> [Task instructions]:
In the entries that follow, how many lines contain "Chipotle"? Answer with the number only.

Data entries
-----
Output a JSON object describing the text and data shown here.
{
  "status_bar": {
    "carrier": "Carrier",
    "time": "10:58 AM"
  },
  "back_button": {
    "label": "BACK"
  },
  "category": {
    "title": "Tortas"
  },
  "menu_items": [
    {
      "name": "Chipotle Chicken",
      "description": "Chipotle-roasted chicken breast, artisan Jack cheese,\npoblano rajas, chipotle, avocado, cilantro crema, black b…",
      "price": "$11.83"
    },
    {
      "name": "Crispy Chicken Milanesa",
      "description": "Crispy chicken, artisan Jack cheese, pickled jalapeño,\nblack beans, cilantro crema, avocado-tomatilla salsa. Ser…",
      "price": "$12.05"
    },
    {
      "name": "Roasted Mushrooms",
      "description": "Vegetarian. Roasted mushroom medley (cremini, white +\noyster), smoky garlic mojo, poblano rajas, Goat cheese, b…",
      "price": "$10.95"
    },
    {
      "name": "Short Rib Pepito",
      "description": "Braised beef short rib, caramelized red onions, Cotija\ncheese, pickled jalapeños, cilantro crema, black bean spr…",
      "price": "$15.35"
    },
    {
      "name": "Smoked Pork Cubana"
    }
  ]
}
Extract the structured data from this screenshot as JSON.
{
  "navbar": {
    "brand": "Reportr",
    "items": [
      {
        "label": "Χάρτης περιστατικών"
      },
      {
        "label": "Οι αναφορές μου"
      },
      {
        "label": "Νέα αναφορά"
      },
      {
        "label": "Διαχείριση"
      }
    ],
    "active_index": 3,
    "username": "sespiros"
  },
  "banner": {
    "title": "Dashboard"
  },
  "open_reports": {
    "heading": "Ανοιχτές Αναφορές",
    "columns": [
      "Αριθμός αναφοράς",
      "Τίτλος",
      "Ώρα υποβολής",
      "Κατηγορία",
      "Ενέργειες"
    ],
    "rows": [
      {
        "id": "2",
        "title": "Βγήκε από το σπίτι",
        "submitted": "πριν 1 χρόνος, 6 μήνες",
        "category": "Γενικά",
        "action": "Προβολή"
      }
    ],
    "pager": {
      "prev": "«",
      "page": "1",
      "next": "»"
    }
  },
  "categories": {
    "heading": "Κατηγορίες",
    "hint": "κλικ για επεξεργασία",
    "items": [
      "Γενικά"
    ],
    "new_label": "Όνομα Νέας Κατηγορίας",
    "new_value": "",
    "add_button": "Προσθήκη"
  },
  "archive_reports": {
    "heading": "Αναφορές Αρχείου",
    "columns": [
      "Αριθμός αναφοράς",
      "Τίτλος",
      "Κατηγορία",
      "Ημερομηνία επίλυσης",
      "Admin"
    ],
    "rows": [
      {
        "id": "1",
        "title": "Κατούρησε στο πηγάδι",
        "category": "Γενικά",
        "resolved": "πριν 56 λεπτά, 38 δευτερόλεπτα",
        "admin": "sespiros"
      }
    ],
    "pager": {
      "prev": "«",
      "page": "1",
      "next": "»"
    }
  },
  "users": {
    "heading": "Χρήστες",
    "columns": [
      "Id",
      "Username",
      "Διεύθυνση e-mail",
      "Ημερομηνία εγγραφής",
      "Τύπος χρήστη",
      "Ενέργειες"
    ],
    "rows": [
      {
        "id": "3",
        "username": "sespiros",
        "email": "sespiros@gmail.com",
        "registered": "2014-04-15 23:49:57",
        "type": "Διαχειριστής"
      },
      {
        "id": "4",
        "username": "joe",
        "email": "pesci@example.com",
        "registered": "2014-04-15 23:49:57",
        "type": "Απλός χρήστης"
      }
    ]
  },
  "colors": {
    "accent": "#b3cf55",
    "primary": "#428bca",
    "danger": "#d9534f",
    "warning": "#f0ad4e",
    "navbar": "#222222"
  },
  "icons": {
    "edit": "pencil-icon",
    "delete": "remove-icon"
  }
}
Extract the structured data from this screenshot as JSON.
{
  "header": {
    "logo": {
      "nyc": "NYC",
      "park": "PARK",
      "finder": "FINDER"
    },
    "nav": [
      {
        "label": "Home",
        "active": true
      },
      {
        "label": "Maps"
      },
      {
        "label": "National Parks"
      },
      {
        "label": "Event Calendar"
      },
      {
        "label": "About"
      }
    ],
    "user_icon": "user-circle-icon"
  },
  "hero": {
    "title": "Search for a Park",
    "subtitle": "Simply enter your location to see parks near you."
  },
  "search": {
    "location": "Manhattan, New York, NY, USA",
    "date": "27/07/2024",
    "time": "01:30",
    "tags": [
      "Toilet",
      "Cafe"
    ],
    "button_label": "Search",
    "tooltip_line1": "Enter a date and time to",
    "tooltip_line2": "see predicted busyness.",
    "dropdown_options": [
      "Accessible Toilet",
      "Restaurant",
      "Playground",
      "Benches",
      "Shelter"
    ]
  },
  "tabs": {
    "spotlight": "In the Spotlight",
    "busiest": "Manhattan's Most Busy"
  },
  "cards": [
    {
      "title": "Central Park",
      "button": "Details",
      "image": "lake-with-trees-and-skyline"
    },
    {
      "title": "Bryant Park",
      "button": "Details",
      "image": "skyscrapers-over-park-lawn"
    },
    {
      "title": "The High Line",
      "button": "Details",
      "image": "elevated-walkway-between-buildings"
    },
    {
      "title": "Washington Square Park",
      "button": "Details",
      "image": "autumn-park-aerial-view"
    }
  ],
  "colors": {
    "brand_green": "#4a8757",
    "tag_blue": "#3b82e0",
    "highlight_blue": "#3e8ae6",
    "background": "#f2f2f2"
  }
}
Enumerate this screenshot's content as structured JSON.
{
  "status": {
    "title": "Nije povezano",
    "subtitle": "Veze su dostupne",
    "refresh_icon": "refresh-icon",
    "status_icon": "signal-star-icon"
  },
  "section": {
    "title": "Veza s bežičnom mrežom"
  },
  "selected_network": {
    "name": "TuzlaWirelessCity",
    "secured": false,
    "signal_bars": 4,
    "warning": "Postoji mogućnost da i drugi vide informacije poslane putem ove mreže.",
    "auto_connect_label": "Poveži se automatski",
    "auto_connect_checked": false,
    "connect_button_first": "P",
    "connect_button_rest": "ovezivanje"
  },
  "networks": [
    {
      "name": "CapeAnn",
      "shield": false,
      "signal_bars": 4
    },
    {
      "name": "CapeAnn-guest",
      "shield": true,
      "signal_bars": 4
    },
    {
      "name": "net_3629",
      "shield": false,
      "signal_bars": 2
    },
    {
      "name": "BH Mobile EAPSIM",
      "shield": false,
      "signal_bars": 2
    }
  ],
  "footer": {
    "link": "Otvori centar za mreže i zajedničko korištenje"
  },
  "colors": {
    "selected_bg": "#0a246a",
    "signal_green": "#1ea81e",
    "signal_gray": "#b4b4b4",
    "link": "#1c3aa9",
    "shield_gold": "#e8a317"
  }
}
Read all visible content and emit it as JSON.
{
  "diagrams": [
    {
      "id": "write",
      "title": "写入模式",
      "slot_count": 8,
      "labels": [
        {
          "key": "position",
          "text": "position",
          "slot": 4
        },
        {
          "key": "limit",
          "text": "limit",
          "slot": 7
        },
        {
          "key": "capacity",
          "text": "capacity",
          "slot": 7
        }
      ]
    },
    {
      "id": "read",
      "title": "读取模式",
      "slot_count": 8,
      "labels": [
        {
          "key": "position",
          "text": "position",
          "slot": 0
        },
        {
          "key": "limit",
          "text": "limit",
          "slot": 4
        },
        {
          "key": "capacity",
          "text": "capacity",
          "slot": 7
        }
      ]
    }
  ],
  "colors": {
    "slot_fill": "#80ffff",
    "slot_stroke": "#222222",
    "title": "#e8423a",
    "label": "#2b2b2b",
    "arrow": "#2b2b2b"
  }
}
-----
> [Finished exercise]:
2